## Begin

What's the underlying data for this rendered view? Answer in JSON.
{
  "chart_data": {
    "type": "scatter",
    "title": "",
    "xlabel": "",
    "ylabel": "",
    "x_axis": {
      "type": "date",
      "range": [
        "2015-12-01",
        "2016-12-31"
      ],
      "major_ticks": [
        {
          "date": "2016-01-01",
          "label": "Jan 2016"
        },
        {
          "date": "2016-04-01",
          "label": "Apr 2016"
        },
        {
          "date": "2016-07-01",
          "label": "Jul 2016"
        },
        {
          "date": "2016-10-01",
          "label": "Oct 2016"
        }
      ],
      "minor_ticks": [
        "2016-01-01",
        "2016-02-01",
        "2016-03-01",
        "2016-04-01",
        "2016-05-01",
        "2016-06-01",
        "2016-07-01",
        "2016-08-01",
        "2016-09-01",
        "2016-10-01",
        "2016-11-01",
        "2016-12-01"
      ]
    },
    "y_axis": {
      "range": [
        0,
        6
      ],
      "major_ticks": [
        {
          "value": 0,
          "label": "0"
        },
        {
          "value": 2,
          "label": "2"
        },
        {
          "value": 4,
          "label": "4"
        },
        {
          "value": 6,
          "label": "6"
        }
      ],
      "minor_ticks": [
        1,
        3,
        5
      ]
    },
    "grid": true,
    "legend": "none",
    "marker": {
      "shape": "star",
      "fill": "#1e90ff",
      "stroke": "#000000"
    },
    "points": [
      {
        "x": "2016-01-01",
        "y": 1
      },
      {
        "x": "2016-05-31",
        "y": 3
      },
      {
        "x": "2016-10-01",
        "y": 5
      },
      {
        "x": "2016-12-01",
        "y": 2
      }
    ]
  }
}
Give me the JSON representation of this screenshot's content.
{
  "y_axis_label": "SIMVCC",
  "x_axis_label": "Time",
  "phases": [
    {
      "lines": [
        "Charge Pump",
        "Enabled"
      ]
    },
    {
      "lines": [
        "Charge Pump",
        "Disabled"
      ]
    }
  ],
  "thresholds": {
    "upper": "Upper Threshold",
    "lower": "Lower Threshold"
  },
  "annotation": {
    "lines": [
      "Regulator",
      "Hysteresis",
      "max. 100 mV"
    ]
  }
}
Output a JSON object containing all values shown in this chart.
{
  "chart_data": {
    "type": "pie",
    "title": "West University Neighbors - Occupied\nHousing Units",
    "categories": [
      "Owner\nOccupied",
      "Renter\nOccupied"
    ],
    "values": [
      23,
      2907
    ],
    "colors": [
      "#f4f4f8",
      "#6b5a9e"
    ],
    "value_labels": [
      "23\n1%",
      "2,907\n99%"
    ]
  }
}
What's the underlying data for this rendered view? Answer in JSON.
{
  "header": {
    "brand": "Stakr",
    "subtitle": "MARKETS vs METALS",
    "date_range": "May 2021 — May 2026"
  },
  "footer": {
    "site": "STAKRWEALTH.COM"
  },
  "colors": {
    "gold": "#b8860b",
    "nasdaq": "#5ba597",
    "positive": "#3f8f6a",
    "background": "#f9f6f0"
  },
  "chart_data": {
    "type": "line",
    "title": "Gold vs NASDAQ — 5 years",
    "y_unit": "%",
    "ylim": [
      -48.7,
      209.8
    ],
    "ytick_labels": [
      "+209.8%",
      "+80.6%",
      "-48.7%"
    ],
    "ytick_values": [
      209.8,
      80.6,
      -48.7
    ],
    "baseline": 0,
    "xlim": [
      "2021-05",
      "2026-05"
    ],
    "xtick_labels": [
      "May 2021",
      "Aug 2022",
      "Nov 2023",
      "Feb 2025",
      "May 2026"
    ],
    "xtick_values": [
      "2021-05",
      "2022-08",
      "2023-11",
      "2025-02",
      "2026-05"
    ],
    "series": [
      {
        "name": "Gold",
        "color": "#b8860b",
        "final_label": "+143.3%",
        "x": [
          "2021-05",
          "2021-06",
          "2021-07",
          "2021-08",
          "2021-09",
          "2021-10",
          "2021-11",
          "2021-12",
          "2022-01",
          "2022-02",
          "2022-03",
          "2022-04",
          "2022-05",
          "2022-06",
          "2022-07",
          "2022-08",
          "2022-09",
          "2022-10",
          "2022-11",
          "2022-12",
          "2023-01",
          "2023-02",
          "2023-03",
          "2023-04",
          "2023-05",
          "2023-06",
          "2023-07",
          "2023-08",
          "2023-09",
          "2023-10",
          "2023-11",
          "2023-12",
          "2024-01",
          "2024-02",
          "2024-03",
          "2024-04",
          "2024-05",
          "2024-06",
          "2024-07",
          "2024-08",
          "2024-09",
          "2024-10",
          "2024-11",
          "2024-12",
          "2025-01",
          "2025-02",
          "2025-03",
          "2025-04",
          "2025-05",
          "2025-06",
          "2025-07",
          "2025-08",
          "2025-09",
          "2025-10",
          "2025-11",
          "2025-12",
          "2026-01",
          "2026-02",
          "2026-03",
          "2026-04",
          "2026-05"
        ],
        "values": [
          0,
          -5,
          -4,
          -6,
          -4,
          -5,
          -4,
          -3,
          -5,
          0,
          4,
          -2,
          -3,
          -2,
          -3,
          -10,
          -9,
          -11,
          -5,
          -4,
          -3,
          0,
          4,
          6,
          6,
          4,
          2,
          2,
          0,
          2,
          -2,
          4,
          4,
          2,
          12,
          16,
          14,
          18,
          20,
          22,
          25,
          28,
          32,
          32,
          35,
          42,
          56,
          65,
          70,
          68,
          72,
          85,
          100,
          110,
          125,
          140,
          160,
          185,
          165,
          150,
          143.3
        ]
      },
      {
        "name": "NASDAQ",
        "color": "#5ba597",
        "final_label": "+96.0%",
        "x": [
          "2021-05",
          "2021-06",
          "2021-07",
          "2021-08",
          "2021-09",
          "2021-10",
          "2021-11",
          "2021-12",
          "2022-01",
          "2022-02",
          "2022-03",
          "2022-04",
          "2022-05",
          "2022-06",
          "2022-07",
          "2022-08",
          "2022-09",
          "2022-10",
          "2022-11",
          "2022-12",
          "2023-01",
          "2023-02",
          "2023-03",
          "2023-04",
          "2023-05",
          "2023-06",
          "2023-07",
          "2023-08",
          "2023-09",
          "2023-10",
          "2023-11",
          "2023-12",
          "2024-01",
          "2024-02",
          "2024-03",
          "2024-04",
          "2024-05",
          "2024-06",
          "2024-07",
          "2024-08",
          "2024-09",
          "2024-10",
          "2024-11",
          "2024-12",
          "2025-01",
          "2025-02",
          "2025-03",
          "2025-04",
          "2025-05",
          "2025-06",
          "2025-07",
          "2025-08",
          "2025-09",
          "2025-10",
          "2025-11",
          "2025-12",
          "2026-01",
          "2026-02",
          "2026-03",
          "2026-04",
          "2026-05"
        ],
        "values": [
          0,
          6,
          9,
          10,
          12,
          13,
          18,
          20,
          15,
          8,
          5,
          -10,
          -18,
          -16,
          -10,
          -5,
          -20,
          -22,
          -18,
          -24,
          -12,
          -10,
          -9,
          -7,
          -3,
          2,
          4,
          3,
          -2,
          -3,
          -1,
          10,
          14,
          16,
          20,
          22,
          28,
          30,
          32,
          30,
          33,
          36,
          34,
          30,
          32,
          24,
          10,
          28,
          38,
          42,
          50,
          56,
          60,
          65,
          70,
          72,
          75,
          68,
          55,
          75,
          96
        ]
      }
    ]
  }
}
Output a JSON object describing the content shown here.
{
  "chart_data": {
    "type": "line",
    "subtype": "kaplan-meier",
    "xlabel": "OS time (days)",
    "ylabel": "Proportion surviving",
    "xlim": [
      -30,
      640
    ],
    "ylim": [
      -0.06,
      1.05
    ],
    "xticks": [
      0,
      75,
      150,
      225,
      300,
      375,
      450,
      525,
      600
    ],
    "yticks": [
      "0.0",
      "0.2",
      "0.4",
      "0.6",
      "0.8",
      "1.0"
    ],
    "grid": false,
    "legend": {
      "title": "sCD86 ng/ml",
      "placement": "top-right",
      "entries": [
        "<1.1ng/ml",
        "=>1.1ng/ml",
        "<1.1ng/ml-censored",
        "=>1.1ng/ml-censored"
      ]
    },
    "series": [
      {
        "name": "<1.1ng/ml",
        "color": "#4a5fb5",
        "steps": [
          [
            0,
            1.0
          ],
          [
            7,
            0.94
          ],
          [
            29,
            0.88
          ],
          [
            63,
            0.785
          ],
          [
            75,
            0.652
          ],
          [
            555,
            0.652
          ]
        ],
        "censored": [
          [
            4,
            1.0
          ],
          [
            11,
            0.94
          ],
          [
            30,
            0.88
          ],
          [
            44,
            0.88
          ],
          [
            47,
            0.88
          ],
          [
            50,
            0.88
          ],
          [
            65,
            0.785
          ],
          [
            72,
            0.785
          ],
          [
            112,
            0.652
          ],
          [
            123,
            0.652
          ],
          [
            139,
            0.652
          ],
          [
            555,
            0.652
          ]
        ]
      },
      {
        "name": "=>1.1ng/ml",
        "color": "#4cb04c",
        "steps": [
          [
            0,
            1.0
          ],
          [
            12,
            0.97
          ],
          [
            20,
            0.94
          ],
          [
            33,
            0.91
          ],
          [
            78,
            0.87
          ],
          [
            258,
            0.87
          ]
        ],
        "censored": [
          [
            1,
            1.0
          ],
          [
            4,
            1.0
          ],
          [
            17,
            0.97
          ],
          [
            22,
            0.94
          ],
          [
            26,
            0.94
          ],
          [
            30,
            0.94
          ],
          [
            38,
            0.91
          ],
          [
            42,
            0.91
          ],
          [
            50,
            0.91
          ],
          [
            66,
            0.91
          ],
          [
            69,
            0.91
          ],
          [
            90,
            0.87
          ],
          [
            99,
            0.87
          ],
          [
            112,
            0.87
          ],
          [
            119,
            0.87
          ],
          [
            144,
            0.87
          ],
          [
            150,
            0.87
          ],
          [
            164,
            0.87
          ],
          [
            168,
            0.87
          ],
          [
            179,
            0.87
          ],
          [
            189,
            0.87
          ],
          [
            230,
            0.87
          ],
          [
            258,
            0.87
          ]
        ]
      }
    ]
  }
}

## End

■ **TASK DESCRIPTION**
Of the lines above, how many contain the word "this"? Provide the number and nothing else.

■ **RESPONSE BELOW**
4